What to do
Write the next paragraph of the account of the visit to the Khyber Pass border, starting right after its final sentence.

Passage shown
>> START

Road to the Khyber Pass, Afghanistan, 1956 by Marc Riboud
Rubin Museum of Art, New YorkAt the border, guarded by the famous Khyber Rifles, it was quite comical. The frontier guards on the other side are not at all friendly, and stand scowling at us fingering their rifles, while our guards piled out and took up strategic positions while we looked over the fort there and generally looked around, dominated by the enormous rocky mountains all around, a sniper’s paradise. All went well however, there were no incidents and we retired unharmed and got back to Peshawar just after it got dark. It’s not much better really than it was in the stormy days of the North West Frontier, and it’s quite thrilling to see the old forts and places that meant so much 50 and 100 hundred years ago when so many of our soldiers were wiped out trying to keep the Afghans and Wazirs and all those nasty wild tribesmen out of India. Just like Kipling and all the stories of the Indian Army.

>> END

Dataset section
>> START

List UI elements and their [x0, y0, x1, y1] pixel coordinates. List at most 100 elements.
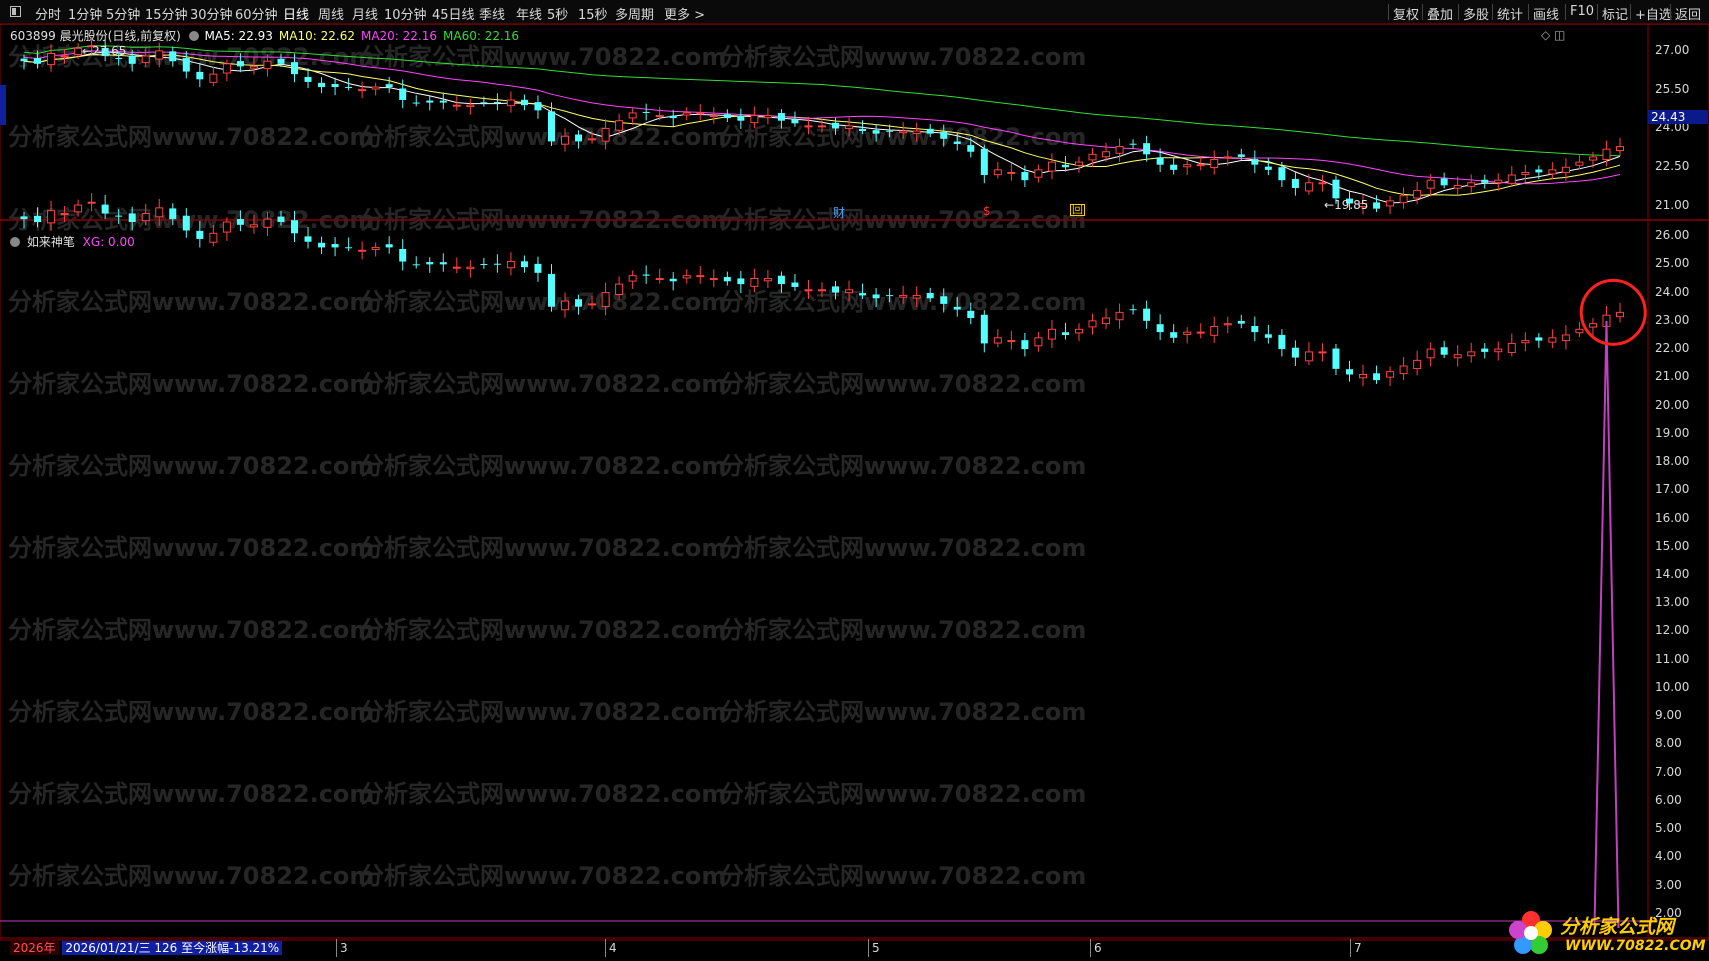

>> END

Exercise output
I stayed the night with the Administrative Officer in Peshawar, who’s just got back from a tour of inspection of the frontier provinces (under armed escort) and the sniping and tribal warfare is a serious problem, they’ve all got guns and use them, and no-one ventures outside the barbed wire (and even sandbagged) settled areas after dark. They’re a murderous looking lot! Before dinner we went down into the bazaar (very eerie after dark) for half an hour and looked around their pottery, cloths, slippers with curly toes, (here a drawing of a curly toed slipper) and their clothes, and I was given a demonstration by a reasonably friendly cutthroat of their knives and swords and battle-axes, very ugly looking, and of course all on sale in the bazaar, together with the very efficient guns which they make themselves, excellent copies of army rifles. Afterwards we talked until half past midnight about the harvest there and so on, all most instructive.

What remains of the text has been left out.